• **Instruction**: Images excluded, repeat each entry below exactly.
::::
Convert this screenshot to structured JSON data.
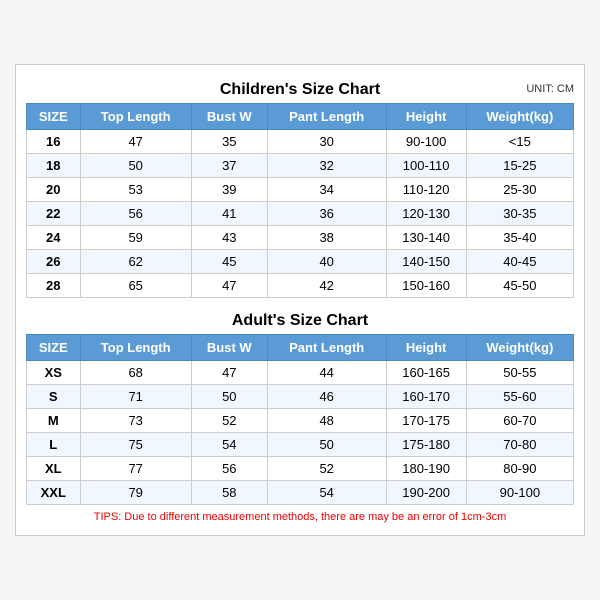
{
  "children": {
    "title": "Children's Size Chart",
    "unit": "UNIT: CM",
    "headers": [
      "SIZE",
      "Top Length",
      "Bust W",
      "Pant Length",
      "Height",
      "Weight(kg)"
    ],
    "rows": [
      [
        "16",
        "47",
        "35",
        "30",
        "90-100",
        "<15"
      ],
      [
        "18",
        "50",
        "37",
        "32",
        "100-110",
        "15-25"
      ],
      [
        "20",
        "53",
        "39",
        "34",
        "110-120",
        "25-30"
      ],
      [
        "22",
        "56",
        "41",
        "36",
        "120-130",
        "30-35"
      ],
      [
        "24",
        "59",
        "43",
        "38",
        "130-140",
        "35-40"
      ],
      [
        "26",
        "62",
        "45",
        "40",
        "140-150",
        "40-45"
      ],
      [
        "28",
        "65",
        "47",
        "42",
        "150-160",
        "45-50"
      ]
    ]
  },
  "adults": {
    "title": "Adult's Size Chart",
    "headers": [
      "SIZE",
      "Top Length",
      "Bust W",
      "Pant Length",
      "Height",
      "Weight(kg)"
    ],
    "rows": [
      [
        "XS",
        "68",
        "47",
        "44",
        "160-165",
        "50-55"
      ],
      [
        "S",
        "71",
        "50",
        "46",
        "160-170",
        "55-60"
      ],
      [
        "M",
        "73",
        "52",
        "48",
        "170-175",
        "60-70"
      ],
      [
        "L",
        "75",
        "54",
        "50",
        "175-180",
        "70-80"
      ],
      [
        "XL",
        "77",
        "56",
        "52",
        "180-190",
        "80-90"
      ],
      [
        "XXL",
        "79",
        "58",
        "54",
        "190-200",
        "90-100"
      ]
    ]
  },
  "tips": "TIPS: Due to different measurement methods, there are may be an error of 1cm-3cm"
}
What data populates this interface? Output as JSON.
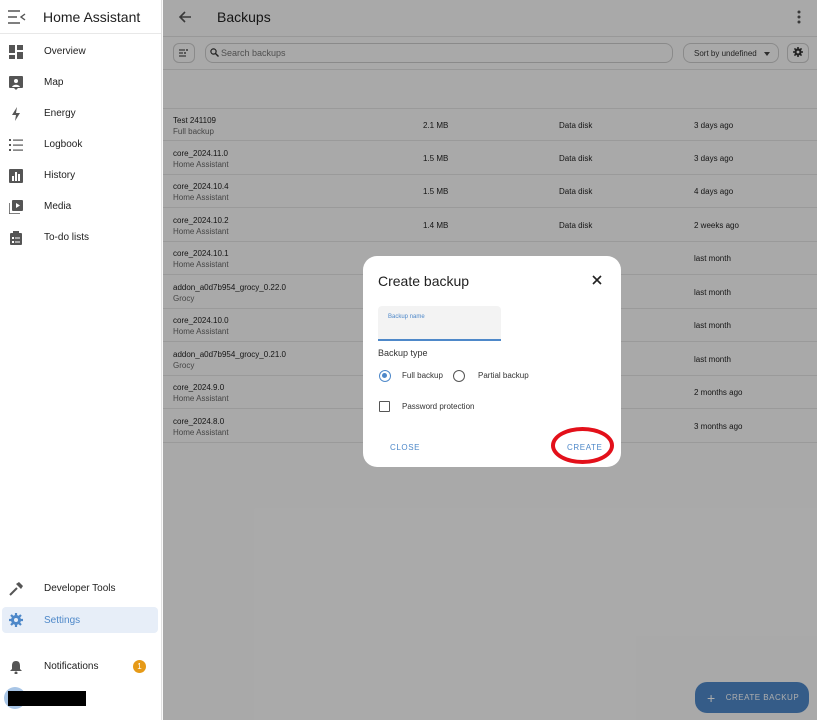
::::
• **Answer below**:
Convert this screenshot to structured JSON data.
{
  "children": {
    "title": "Children's Size Chart",
    "unit": "UNIT: CM",
    "headers": [
      "SIZE",
      "Top Length",
      "Bust W",
      "Pant Length",
      "Height",
      "Weight(kg)"
    ],
    "rows": [
      [
        "16",
        "47",
        "35",
        "30",
        "90-100",
        "<15"
      ],
      [
        "18",
        "50",
        "37",
        "32",
        "100-110",
        "15-25"
      ],
      [
        "20",
        "53",
        "39",
        "34",
        "110-120",
        "25-30"
      ],
      [
        "22",
        "56",
        "41",
        "36",
        "120-130",
        "30-35"
      ],
      [
        "24",
        "59",
        "43",
        "38",
        "130-140",
        "35-40"
      ],
      [
        "26",
        "62",
        "45",
        "40",
        "140-150",
        "40-45"
      ],
      [
        "28",
        "65",
        "47",
        "42",
        "150-160",
        "45-50"
      ]
    ]
  },
  "adults": {
    "title": "Adult's Size Chart",
    "headers": [
      "SIZE",
      "Top Length",
      "Bust W",
      "Pant Length",
      "Height",
      "Weight(kg)"
    ],
    "rows": [
      [
        "XS",
        "68",
        "47",
        "44",
        "160-165",
        "50-55"
      ],
      [
        "S",
        "71",
        "50",
        "46",
        "160-170",
        "55-60"
      ],
      [
        "M",
        "73",
        "52",
        "48",
        "170-175",
        "60-70"
      ],
      [
        "L",
        "75",
        "54",
        "50",
        "175-180",
        "70-80"
      ],
      [
        "XL",
        "77",
        "56",
        "52",
        "180-190",
        "80-90"
      ],
      [
        "XXL",
        "79",
        "58",
        "54",
        "190-200",
        "90-100"
      ]
    ]
  },
  "tips": "TIPS: Due to different measurement methods, there are may be an error of 1cm-3cm"
}
What data populates this interface? Output as JSON.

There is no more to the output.